*Problem*:
Skip the pictures. Transcribe the rest of the data below without changing a word.

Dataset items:
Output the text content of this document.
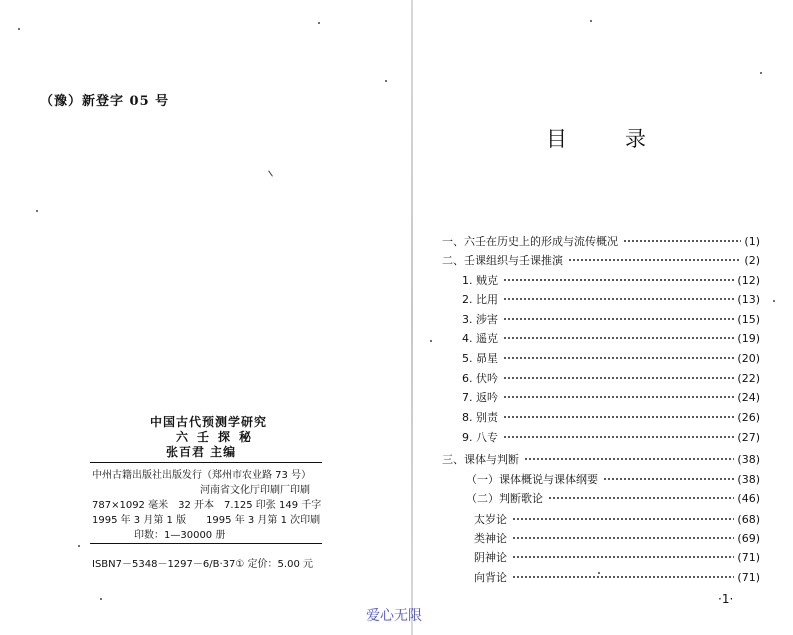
（豫）新登字 05 号
中国古代预测学研究
六壬探秘
张百君 主编
中州古籍出版社出版发行（郑州市农业路 73 号）
河南省文化厅印刷厂印刷
787×1092 毫米　32 开本　7.125 印张 149 千字
1995 年 3 月第 1 版　　1995 年 3 月第 1 次印刷
印数：1—30000 册
ISBN7－5348－1297－6/B·37① 定价：5.00 元
目录
一、六壬在历史上的形成与流传概况	(1)
二、壬课组织与壬课推演	(2)
1. 贼克	(12)
2. 比用	(13)
3. 涉害	(15)
4. 遥克	(19)
5. 昴星	(20)
6. 伏吟	(22)
7. 返吟	(24)
8. 别责	(26)
9. 八专	(27)
三、课体与判断	(38)
（一）课体概说与课体纲要	(38)
（二）判断歌论	(46)
太岁论	(68)
类神论	(69)
阴神论	(71)
向背论	(71)
·1·
爱心无限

*Reply to the task*:
Output the text content of this document.
（豫）新登字 05 号
中国古代预测学研究
六壬探秘
张百君 主编
中州古籍出版社出版发行（郑州市农业路 73 号）
河南省文化厅印刷厂印刷
787×1092 毫米　32 开本　7.125 印张 149 千字
1995 年 3 月第 1 版　　1995 年 3 月第 1 次印刷
印数：1—30000 册
ISBN7－5348－1297－6/B·37① 定价：5.00 元
目录
一、六壬在历史上的形成与流传概况	(1)
二、壬课组织与壬课推演	(2)
1. 贼克	(12)
2. 比用	(13)
3. 涉害	(15)
4. 遥克	(19)
5. 昴星	(20)
6. 伏吟	(22)
7. 返吟	(24)
8. 别责	(26)
9. 八专	(27)
三、课体与判断	(38)
（一）课体概说与课体纲要	(38)
（二）判断歌论	(46)
太岁论	(68)
类神论	(69)
阴神论	(71)
向背论	(71)
·1·
爱心无限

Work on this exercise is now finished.